Instructions to follow: All records should be reproduced verbatim.
────────────────────────────────────────
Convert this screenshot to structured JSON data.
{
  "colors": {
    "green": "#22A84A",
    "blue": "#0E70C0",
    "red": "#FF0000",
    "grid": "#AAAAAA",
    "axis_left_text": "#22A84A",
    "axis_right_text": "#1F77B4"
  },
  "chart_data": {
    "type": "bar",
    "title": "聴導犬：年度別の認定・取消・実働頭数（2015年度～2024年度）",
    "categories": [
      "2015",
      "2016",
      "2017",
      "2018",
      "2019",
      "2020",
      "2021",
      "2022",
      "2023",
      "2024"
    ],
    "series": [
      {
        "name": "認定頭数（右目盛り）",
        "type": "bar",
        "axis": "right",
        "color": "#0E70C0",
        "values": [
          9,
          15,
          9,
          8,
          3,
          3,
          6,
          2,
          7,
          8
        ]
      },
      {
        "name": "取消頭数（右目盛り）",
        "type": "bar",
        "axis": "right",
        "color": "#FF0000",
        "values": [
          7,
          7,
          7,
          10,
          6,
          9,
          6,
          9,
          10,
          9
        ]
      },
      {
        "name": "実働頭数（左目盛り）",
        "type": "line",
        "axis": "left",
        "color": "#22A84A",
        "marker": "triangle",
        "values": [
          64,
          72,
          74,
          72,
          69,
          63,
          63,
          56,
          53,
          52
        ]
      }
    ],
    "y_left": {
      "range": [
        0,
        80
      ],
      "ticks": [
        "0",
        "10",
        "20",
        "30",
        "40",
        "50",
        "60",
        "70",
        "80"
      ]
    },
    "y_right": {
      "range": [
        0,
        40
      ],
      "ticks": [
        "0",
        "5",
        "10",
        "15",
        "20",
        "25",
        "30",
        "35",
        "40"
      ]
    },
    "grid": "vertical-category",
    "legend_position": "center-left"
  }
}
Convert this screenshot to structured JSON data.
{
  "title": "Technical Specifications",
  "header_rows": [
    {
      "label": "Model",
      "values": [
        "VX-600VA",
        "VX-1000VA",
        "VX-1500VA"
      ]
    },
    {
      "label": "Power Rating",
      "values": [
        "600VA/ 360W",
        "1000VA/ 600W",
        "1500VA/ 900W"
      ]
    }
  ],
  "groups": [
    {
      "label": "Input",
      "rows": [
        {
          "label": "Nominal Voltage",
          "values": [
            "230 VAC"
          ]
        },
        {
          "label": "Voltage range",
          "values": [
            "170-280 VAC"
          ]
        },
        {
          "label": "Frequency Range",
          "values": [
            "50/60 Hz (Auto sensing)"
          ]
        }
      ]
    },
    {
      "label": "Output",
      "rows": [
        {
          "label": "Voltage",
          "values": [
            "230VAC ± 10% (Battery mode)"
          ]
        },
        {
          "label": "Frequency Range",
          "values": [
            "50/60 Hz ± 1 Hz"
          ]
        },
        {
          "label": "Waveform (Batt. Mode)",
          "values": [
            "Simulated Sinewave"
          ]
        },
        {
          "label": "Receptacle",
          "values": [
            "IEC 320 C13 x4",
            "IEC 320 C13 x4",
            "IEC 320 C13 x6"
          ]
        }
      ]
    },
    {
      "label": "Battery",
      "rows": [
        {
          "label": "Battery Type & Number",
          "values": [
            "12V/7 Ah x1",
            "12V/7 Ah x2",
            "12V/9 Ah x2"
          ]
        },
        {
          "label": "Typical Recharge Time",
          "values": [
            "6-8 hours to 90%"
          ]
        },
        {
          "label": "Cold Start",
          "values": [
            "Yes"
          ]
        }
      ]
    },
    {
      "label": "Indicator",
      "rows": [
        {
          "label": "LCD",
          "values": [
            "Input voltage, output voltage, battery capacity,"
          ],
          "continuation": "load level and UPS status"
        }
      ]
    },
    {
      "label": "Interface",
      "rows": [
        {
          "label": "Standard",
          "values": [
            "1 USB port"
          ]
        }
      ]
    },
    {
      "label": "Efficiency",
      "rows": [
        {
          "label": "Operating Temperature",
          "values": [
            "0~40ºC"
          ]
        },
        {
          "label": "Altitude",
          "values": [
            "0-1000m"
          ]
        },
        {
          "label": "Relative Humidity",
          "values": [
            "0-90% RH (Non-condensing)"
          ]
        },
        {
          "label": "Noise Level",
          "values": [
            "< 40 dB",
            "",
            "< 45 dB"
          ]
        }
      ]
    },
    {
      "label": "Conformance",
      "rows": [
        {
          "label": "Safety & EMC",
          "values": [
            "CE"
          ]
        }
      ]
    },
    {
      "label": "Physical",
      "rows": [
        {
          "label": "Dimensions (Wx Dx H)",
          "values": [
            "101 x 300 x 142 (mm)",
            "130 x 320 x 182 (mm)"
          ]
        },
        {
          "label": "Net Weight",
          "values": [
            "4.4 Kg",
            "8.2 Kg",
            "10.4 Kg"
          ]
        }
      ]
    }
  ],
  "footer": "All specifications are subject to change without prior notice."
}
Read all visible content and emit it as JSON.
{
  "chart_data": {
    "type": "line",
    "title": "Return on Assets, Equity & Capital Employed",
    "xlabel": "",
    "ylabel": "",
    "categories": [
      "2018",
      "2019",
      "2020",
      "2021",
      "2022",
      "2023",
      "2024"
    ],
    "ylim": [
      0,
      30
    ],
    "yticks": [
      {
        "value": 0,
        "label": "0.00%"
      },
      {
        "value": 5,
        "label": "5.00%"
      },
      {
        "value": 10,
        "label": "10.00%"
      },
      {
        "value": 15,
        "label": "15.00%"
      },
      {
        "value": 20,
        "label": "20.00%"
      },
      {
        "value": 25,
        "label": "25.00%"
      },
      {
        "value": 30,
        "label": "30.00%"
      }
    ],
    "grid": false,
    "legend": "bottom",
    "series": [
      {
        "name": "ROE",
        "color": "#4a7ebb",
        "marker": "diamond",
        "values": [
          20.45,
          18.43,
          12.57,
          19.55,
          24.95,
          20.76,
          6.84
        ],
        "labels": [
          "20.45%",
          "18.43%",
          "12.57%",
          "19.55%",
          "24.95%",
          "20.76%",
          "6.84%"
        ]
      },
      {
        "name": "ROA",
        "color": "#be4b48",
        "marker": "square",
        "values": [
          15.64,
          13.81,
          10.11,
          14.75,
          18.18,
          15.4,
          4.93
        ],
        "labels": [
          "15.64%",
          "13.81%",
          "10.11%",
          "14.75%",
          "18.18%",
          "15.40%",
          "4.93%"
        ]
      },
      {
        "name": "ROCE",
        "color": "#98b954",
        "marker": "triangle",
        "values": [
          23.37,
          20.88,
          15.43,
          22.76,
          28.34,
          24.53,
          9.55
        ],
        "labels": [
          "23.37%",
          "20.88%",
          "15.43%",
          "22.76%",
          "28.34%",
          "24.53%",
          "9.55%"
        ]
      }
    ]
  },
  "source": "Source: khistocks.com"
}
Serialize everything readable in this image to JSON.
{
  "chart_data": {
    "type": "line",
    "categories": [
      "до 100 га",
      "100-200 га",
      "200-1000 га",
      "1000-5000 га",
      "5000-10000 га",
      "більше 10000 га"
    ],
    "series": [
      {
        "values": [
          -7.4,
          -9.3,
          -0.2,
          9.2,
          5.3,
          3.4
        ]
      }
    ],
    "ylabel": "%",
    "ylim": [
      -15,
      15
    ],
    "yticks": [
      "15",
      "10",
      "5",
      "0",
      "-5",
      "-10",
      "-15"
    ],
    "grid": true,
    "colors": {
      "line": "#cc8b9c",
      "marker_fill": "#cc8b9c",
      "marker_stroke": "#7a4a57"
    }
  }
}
────────────────────────────────────────
Result below:
Convert this screenshot to structured JSON data.
{
  "colors": {
    "green": "#22A84A",
    "blue": "#0E70C0",
    "red": "#FF0000",
    "grid": "#AAAAAA",
    "axis_left_text": "#22A84A",
    "axis_right_text": "#1F77B4"
  },
  "chart_data": {
    "type": "bar",
    "title": "聴導犬：年度別の認定・取消・実働頭数（2015年度～2024年度）",
    "categories": [
      "2015",
      "2016",
      "2017",
      "2018",
      "2019",
      "2020",
      "2021",
      "2022",
      "2023",
      "2024"
    ],
    "series": [
      {
        "name": "認定頭数（右目盛り）",
        "type": "bar",
        "axis": "right",
        "color": "#0E70C0",
        "values": [
          9,
          15,
          9,
          8,
          3,
          3,
          6,
          2,
          7,
          8
        ]
      },
      {
        "name": "取消頭数（右目盛り）",
        "type": "bar",
        "axis": "right",
        "color": "#FF0000",
        "values": [
          7,
          7,
          7,
          10,
          6,
          9,
          6,
          9,
          10,
          9
        ]
      },
      {
        "name": "実働頭数（左目盛り）",
        "type": "line",
        "axis": "left",
        "color": "#22A84A",
        "marker": "triangle",
        "values": [
          64,
          72,
          74,
          72,
          69,
          63,
          63,
          56,
          53,
          52
        ]
      }
    ],
    "y_left": {
      "range": [
        0,
        80
      ],
      "ticks": [
        "0",
        "10",
        "20",
        "30",
        "40",
        "50",
        "60",
        "70",
        "80"
      ]
    },
    "y_right": {
      "range": [
        0,
        40
      ],
      "ticks": [
        "0",
        "5",
        "10",
        "15",
        "20",
        "25",
        "30",
        "35",
        "40"
      ]
    },
    "grid": "vertical-category",
    "legend_position": "center-left"
  }
}
Convert this screenshot to structured JSON data.
{
  "title": "Technical Specifications",
  "header_rows": [
    {
      "label": "Model",
      "values": [
        "VX-600VA",
        "VX-1000VA",
        "VX-1500VA"
      ]
    },
    {
      "label": "Power Rating",
      "values": [
        "600VA/ 360W",
        "1000VA/ 600W",
        "1500VA/ 900W"
      ]
    }
  ],
  "groups": [
    {
      "label": "Input",
      "rows": [
        {
          "label": "Nominal Voltage",
          "values": [
            "230 VAC"
          ]
        },
        {
          "label": "Voltage range",
          "values": [
            "170-280 VAC"
          ]
        },
        {
          "label": "Frequency Range",
          "values": [
            "50/60 Hz (Auto sensing)"
          ]
        }
      ]
    },
    {
      "label": "Output",
      "rows": [
        {
          "label": "Voltage",
          "values": [
            "230VAC ± 10% (Battery mode)"
          ]
        },
        {
          "label": "Frequency Range",
          "values": [
            "50/60 Hz ± 1 Hz"
          ]
        },
        {
          "label": "Waveform (Batt. Mode)",
          "values": [
            "Simulated Sinewave"
          ]
        },
        {
          "label": "Receptacle",
          "values": [
            "IEC 320 C13 x4",
            "IEC 320 C13 x4",
            "IEC 320 C13 x6"
          ]
        }
      ]
    },
    {
      "label": "Battery",
      "rows": [
        {
          "label": "Battery Type & Number",
          "values": [
            "12V/7 Ah x1",
            "12V/7 Ah x2",
            "12V/9 Ah x2"
          ]
        },
        {
          "label": "Typical Recharge Time",
          "values": [
            "6-8 hours to 90%"
          ]
        },
        {
          "label": "Cold Start",
          "values": [
            "Yes"
          ]
        }
      ]
    },
    {
      "label": "Indicator",
      "rows": [
        {
          "label": "LCD",
          "values": [
            "Input voltage, output voltage, battery capacity,"
          ],
          "continuation": "load level and UPS status"
        }
      ]
    },
    {
      "label": "Interface",
      "rows": [
        {
          "label": "Standard",
          "values": [
            "1 USB port"
          ]
        }
      ]
    },
    {
      "label": "Efficiency",
      "rows": [
        {
          "label": "Operating Temperature",
          "values": [
            "0~40ºC"
          ]
        },
        {
          "label": "Altitude",
          "values": [
            "0-1000m"
          ]
        },
        {
          "label": "Relative Humidity",
          "values": [
            "0-90% RH (Non-condensing)"
          ]
        },
        {
          "label": "Noise Level",
          "values": [
            "< 40 dB",
            "",
            "< 45 dB"
          ]
        }
      ]
    },
    {
      "label": "Conformance",
      "rows": [
        {
          "label": "Safety & EMC",
          "values": [
            "CE"
          ]
        }
      ]
    },
    {
      "label": "Physical",
      "rows": [
        {
          "label": "Dimensions (Wx Dx H)",
          "values": [
            "101 x 300 x 142 (mm)",
            "130 x 320 x 182 (mm)"
          ]
        },
        {
          "label": "Net Weight",
          "values": [
            "4.4 Kg",
            "8.2 Kg",
            "10.4 Kg"
          ]
        }
      ]
    }
  ],
  "footer": "All specifications are subject to change without prior notice."
}
Read all visible content and emit it as JSON.
{
  "chart_data": {
    "type": "line",
    "title": "Return on Assets, Equity & Capital Employed",
    "xlabel": "",
    "ylabel": "",
    "categories": [
      "2018",
      "2019",
      "2020",
      "2021",
      "2022",
      "2023",
      "2024"
    ],
    "ylim": [
      0,
      30
    ],
    "yticks": [
      {
        "value": 0,
        "label": "0.00%"
      },
      {
        "value": 5,
        "label": "5.00%"
      },
      {
        "value": 10,
        "label": "10.00%"
      },
      {
        "value": 15,
        "label": "15.00%"
      },
      {
        "value": 20,
        "label": "20.00%"
      },
      {
        "value": 25,
        "label": "25.00%"
      },
      {
        "value": 30,
        "label": "30.00%"
      }
    ],
    "grid": false,
    "legend": "bottom",
    "series": [
      {
        "name": "ROE",
        "color": "#4a7ebb",
        "marker": "diamond",
        "values": [
          20.45,
          18.43,
          12.57,
          19.55,
          24.95,
          20.76,
          6.84
        ],
        "labels": [
          "20.45%",
          "18.43%",
          "12.57%",
          "19.55%",
          "24.95%",
          "20.76%",
          "6.84%"
        ]
      },
      {
        "name": "ROA",
        "color": "#be4b48",
        "marker": "square",
        "values": [
          15.64,
          13.81,
          10.11,
          14.75,
          18.18,
          15.4,
          4.93
        ],
        "labels": [
          "15.64%",
          "13.81%",
          "10.11%",
          "14.75%",
          "18.18%",
          "15.40%",
          "4.93%"
        ]
      },
      {
        "name": "ROCE",
        "color": "#98b954",
        "marker": "triangle",
        "values": [
          23.37,
          20.88,
          15.43,
          22.76,
          28.34,
          24.53,
          9.55
        ],
        "labels": [
          "23.37%",
          "20.88%",
          "15.43%",
          "22.76%",
          "28.34%",
          "24.53%",
          "9.55%"
        ]
      }
    ]
  },
  "source": "Source: khistocks.com"
}
Serialize everything readable in this image to JSON.
{
  "chart_data": {
    "type": "line",
    "categories": [
      "до 100 га",
      "100-200 га",
      "200-1000 га",
      "1000-5000 га",
      "5000-10000 га",
      "більше 10000 га"
    ],
    "series": [
      {
        "values": [
          -7.4,
          -9.3,
          -0.2,
          9.2,
          5.3,
          3.4
        ]
      }
    ],
    "ylabel": "%",
    "ylim": [
      -15,
      15
    ],
    "yticks": [
      "15",
      "10",
      "5",
      "0",
      "-5",
      "-10",
      "-15"
    ],
    "grid": true,
    "colors": {
      "line": "#cc8b9c",
      "marker_fill": "#cc8b9c",
      "marker_stroke": "#7a4a57"
    }
  }
}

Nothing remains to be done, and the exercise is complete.